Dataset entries
»»
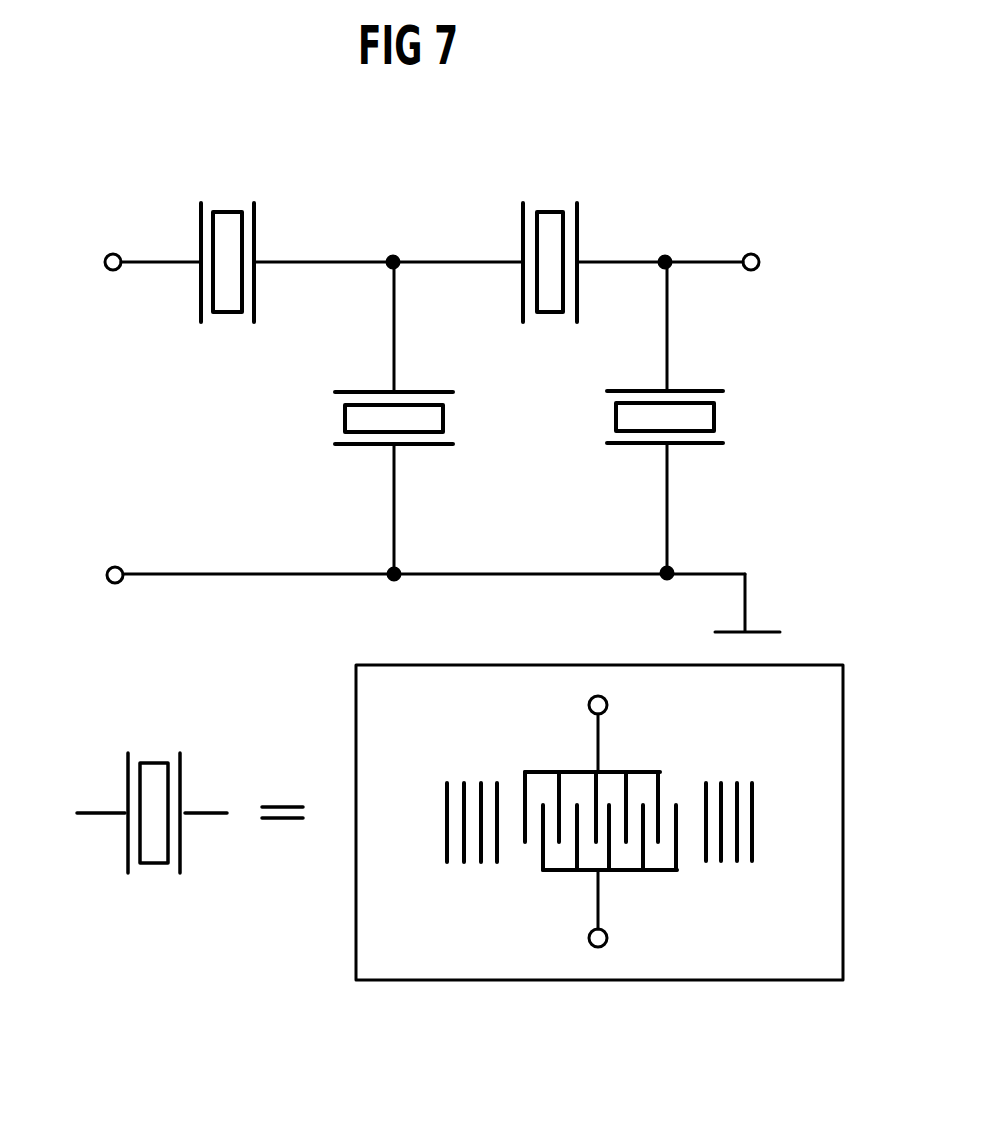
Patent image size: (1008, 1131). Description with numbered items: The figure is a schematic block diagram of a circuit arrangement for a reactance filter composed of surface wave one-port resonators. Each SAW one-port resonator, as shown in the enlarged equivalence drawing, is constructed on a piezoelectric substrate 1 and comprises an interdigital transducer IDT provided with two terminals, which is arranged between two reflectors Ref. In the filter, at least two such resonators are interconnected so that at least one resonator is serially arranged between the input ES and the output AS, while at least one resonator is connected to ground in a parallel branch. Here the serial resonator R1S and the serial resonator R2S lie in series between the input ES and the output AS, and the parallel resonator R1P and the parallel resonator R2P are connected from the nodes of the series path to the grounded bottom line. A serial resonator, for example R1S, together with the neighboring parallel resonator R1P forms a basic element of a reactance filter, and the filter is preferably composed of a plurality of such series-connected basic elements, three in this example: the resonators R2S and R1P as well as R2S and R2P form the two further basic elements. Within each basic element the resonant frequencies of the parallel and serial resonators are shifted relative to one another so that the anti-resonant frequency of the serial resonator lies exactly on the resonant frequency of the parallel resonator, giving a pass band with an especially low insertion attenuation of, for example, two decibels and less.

The input ES is at (104, 262).
The output AS is at (759, 262).
The serial resonator R1S is at (228, 212).
The serial resonator R2S is at (550, 212).
The parallel resonator R1P is at (345, 417).
The parallel resonator R2P is at (714, 415).
The piezoelectric substrate 1 is at (827, 717).
The reflector Ref is at (475, 862).
The interdigital transducer IDT is at (627, 870).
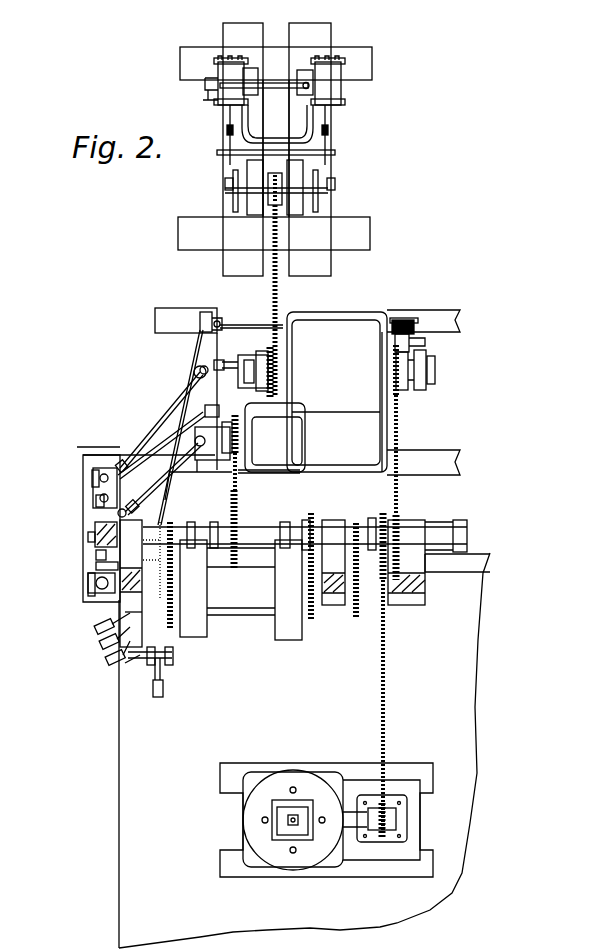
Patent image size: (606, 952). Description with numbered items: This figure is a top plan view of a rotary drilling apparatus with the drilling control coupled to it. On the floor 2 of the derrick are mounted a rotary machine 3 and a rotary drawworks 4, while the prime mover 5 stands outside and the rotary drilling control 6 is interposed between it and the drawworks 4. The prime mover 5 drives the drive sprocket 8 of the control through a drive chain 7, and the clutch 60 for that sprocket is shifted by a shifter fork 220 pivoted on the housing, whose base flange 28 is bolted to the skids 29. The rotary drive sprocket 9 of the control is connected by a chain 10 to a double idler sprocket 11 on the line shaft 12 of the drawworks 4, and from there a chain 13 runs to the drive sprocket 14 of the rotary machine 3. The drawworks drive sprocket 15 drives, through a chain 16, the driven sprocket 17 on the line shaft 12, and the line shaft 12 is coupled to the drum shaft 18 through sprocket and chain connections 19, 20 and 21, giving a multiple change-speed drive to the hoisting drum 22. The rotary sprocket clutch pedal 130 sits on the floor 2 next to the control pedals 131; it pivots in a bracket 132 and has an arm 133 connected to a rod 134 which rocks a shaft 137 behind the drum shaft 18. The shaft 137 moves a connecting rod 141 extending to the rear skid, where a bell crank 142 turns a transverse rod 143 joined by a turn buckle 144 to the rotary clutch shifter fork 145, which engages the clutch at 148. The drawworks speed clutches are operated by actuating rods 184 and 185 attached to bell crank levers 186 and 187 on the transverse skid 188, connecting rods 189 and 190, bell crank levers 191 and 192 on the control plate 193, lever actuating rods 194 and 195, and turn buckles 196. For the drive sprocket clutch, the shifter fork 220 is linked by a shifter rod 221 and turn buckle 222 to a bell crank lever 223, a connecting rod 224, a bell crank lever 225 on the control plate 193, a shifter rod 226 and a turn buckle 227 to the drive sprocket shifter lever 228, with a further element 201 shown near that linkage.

The floor 2 is at (118, 752).
The rotary machine 3 is at (282, 775).
The rotary drawworks 4 is at (427, 560).
The prime mover 5 is at (335, 122).
The rotary drilling control 6 is at (355, 335).
The drive chain 7 is at (280, 293).
The drive sprocket 8 is at (280, 362).
The rotary drive sprocket 9 is at (398, 392).
The chain 10 is at (398, 440).
The double idler sprocket 11 is at (397, 513).
The line shaft 12 is at (266, 531).
The chain 13 is at (386, 663).
The drive sprocket 14 is at (373, 836).
The drawworks drive sprocket 15 is at (271, 438).
The chain 16 is at (238, 483).
The driven sprocket 17 is at (238, 517).
The drum shaft 18 is at (150, 600).
The sprocket and chain connection 19 is at (172, 520).
The sprocket and chain connection 20 is at (362, 560).
The sprocket and chain connection 21 is at (314, 515).
The hoisting drum 22 is at (248, 603).
The base flange 28 is at (383, 425).
The skids 29 is at (437, 310).
The clutch 60 is at (277, 342).
The rotary sprocket clutch pedal 130 is at (158, 697).
The control pedals 131 is at (98, 660).
The bracket 132 is at (168, 662).
The arm 133 is at (130, 663).
The rod 134 is at (120, 612).
The shaft 137 is at (142, 573).
The connecting rod 141 is at (183, 408).
The bell crank 142 is at (205, 312).
The rod 143 is at (252, 324).
The turn buckle 144 is at (410, 320).
The rotary clutch shifter fork 145 is at (428, 338).
The clutch engagement 148 is at (435, 367).
The actuating rod 184 is at (217, 430).
The actuating rod 185 is at (220, 446).
The bell crank lever 186 is at (192, 437).
The bell crank lever 187 is at (185, 450).
The transverse skid 188 is at (203, 345).
The connecting rod 189 is at (160, 440).
The connecting rod 190 is at (168, 473).
The bell crank lever 191 is at (90, 493).
The bell crank lever 192 is at (122, 509).
The control plate 193 is at (85, 480).
The lever actuating rod 194 is at (90, 525).
The lever actuating rod 195 is at (92, 538).
The turn buckles 196 is at (88, 550).
The arm 201 is at (90, 592).
The shifter fork 220 is at (255, 357).
The shifter rod 221 is at (230, 359).
The turn buckle 222 is at (200, 368).
The bell crank lever 223 is at (195, 372).
The connecting rod 224 is at (150, 428).
The bell crank lever 225 is at (103, 463).
The shifter rod 226 is at (92, 502).
The turn buckle 227 is at (92, 565).
The drive sprocket shifter lever 228 is at (90, 582).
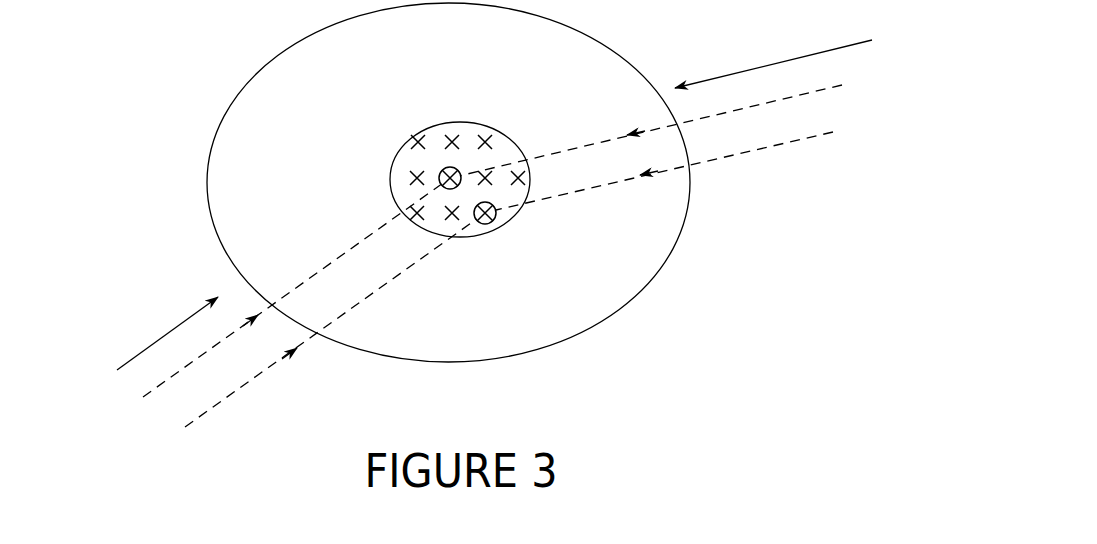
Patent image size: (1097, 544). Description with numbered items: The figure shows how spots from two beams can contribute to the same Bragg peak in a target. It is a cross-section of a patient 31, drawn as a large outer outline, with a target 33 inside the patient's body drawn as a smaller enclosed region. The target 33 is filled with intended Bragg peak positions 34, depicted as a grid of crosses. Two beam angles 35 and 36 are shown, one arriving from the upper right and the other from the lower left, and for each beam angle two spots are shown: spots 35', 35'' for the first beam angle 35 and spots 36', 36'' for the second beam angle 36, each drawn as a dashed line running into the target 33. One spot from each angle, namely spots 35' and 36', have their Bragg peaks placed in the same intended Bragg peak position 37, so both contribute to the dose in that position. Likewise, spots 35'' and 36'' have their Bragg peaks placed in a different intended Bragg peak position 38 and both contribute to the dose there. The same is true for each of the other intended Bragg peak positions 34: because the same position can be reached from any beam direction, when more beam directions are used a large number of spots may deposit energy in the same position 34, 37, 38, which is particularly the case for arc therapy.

The patient 31 is at (510, 52).
The target 33 is at (505, 153).
The intended Bragg peak positions 34 is at (413, 140).
The beam angle 35 is at (773, 56).
The spot 35' is at (664, 171).
The spot 35'' is at (651, 130).
The beam angle 36 is at (167, 330).
The spot 36' is at (292, 297).
The spot 36'' is at (330, 326).
The intended Bragg peak position 37 is at (439, 178).
The intended Bragg peak position 38 is at (497, 220).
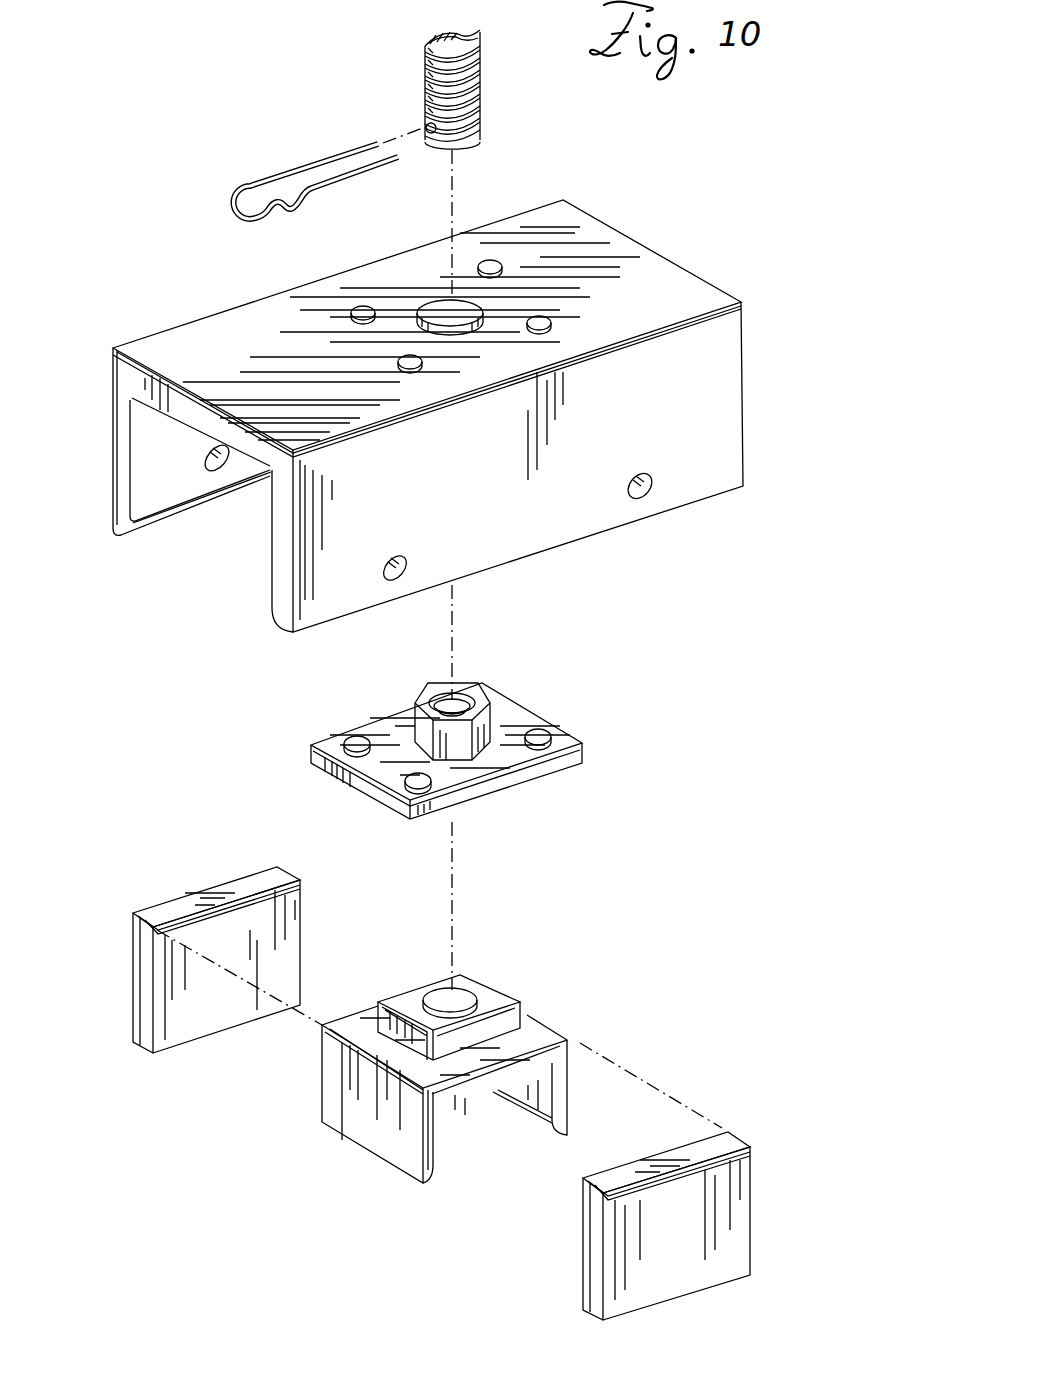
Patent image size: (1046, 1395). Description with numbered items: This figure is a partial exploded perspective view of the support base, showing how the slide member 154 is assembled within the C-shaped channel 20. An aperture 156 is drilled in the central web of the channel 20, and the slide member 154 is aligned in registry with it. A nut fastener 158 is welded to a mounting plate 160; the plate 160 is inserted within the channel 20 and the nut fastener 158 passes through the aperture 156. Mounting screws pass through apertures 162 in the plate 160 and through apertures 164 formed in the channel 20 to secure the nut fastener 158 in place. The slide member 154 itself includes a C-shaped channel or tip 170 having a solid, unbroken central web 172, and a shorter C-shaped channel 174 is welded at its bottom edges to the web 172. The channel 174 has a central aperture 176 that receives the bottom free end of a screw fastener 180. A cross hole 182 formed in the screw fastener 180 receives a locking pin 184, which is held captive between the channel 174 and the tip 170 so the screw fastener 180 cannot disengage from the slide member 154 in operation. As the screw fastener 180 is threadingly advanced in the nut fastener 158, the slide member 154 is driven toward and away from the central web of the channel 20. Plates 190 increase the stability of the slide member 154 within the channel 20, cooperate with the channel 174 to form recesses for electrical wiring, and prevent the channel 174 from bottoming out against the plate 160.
««
▶ Exercise task: Copy the stretch of the records above from the line containing "Patent image size: (1097, 544)." through the line containing "The intended Bragg peak position 37", including both of those lines.

▶ The output:
Patent image size: (1097, 544). Description with numbered items: The figure shows how spots from two beams can contribute to the same Bragg peak in a target. It is a cross-section of a patient 31, drawn as a large outer outline, with a target 33 inside the patient's body drawn as a smaller enclosed region. The target 33 is filled with intended Bragg peak positions 34, depicted as a grid of crosses. Two beam angles 35 and 36 are shown, one arriving from the upper right and the other from the lower left, and for each beam angle two spots are shown: spots 35', 35'' for the first beam angle 35 and spots 36', 36'' for the second beam angle 36, each drawn as a dashed line running into the target 33. One spot from each angle, namely spots 35' and 36', have their Bragg peaks placed in the same intended Bragg peak position 37, so both contribute to the dose in that position. Likewise, spots 35'' and 36'' have their Bragg peaks placed in a different intended Bragg peak position 38 and both contribute to the dose there. The same is true for each of the other intended Bragg peak positions 34: because the same position can be reached from any beam direction, when more beam directions are used a large number of spots may deposit energy in the same position 34, 37, 38, which is particularly the case for arc therapy.

The patient 31 is at (510, 52).
The target 33 is at (505, 153).
The intended Bragg peak positions 34 is at (413, 140).
The beam angle 35 is at (773, 56).
The spot 35' is at (664, 171).
The spot 35'' is at (651, 130).
The beam angle 36 is at (167, 330).
The spot 36' is at (292, 297).
The spot 36'' is at (330, 326).
The intended Bragg peak position 37 is at (439, 178).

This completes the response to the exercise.